**Testo estratto:**

Boeing e la Marina degli Stati Uniti hanno condotto un test nel quale un EA-18G Growler pilotato ha svolto il ruolo di controllore di missione per altri due Growler in versione a pilotaggio remoto (ma con a bordo i piloti che hanno condotto i decolli e gli atterraggi), tutto a partire dalla base aeronavale di Patuxent River. I voli, condotti durante i test sperimentali annuali della flotta del Navy Warfare Development Command (FLEX), hanno dimostrato l’efficacia della tecnologia alla base del già noto concetto di “Loyal Wingman” che consente agli F/A-18E/F Super Hornet e agli EA-18G Growler di eseguire missioni di combattimento controllando e gestendo sistemi senza pilota. Nel corso di quattro voli, sono state completate 21 missioni dimostrative che sicuramente rappresentano un’opportunità per continuare ad esplorare i concetti legati al tema del “Loyal Wingman”.

**Dati forniti:**
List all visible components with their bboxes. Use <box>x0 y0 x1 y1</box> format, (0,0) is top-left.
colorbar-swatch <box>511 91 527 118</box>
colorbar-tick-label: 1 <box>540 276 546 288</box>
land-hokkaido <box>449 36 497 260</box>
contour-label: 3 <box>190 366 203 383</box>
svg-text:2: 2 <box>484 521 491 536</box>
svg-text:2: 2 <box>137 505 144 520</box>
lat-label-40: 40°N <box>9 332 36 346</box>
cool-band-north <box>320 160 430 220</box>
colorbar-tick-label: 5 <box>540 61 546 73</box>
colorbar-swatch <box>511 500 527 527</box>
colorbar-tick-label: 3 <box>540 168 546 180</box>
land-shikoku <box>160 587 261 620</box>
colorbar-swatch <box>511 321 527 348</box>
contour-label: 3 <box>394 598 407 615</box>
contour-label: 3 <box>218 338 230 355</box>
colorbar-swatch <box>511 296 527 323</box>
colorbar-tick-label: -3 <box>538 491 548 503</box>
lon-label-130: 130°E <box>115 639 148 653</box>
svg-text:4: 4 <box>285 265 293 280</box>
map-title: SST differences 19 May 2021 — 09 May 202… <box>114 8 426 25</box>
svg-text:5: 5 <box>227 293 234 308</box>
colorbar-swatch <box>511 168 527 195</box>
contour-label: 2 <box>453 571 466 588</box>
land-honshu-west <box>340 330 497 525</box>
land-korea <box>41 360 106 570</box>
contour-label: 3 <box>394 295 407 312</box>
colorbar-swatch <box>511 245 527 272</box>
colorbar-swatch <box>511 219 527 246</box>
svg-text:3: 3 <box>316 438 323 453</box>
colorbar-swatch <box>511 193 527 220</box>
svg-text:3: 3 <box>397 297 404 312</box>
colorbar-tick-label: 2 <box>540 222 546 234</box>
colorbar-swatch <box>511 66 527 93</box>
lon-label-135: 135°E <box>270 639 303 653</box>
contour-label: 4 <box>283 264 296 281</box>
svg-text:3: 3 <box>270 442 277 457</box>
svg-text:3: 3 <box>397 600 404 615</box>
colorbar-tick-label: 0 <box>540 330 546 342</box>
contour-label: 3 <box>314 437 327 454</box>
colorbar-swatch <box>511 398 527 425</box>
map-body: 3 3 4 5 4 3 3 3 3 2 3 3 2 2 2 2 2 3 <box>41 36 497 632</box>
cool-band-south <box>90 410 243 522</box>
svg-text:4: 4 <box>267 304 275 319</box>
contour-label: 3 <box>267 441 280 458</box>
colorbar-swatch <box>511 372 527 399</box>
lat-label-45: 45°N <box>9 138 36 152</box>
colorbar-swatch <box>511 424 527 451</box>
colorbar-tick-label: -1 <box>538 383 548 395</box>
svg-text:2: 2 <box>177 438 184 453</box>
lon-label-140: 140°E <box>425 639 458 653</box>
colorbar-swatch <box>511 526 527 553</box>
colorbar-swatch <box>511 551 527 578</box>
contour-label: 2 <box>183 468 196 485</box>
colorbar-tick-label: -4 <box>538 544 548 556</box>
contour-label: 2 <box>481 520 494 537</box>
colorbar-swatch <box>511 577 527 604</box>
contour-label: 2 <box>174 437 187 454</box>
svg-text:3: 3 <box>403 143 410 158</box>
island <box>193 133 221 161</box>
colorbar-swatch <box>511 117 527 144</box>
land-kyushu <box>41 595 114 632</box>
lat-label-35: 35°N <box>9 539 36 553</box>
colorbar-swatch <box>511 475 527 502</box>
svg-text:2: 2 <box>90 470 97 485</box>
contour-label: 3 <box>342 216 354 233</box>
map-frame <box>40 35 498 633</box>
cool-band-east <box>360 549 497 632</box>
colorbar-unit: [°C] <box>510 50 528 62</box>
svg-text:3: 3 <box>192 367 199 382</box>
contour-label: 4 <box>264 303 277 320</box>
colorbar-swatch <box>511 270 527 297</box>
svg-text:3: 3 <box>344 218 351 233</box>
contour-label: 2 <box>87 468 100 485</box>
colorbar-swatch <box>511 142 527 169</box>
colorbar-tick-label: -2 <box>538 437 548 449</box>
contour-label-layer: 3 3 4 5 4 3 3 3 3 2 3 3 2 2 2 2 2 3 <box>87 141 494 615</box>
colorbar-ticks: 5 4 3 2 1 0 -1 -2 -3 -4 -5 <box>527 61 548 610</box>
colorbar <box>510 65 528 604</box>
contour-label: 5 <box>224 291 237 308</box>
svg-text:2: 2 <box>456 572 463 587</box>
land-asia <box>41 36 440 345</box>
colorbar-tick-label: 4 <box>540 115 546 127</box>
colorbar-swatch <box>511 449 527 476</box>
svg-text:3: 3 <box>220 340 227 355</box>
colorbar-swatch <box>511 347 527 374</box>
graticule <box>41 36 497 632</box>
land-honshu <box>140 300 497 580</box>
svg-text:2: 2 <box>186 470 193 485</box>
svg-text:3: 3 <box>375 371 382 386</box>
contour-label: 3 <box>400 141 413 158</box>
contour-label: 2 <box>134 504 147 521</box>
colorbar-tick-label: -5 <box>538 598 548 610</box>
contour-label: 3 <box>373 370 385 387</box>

**Cosa fare:**
Secondo il testo estratto, quante missioni dimostrative sono state completate nei quattro voli? Per favore, rispondi con una frase. L'elenco non ha alcun legame con il testo estratto.

**Compito svolto:**
Nei quattro voli sono state completate 21 missioni dimostrative.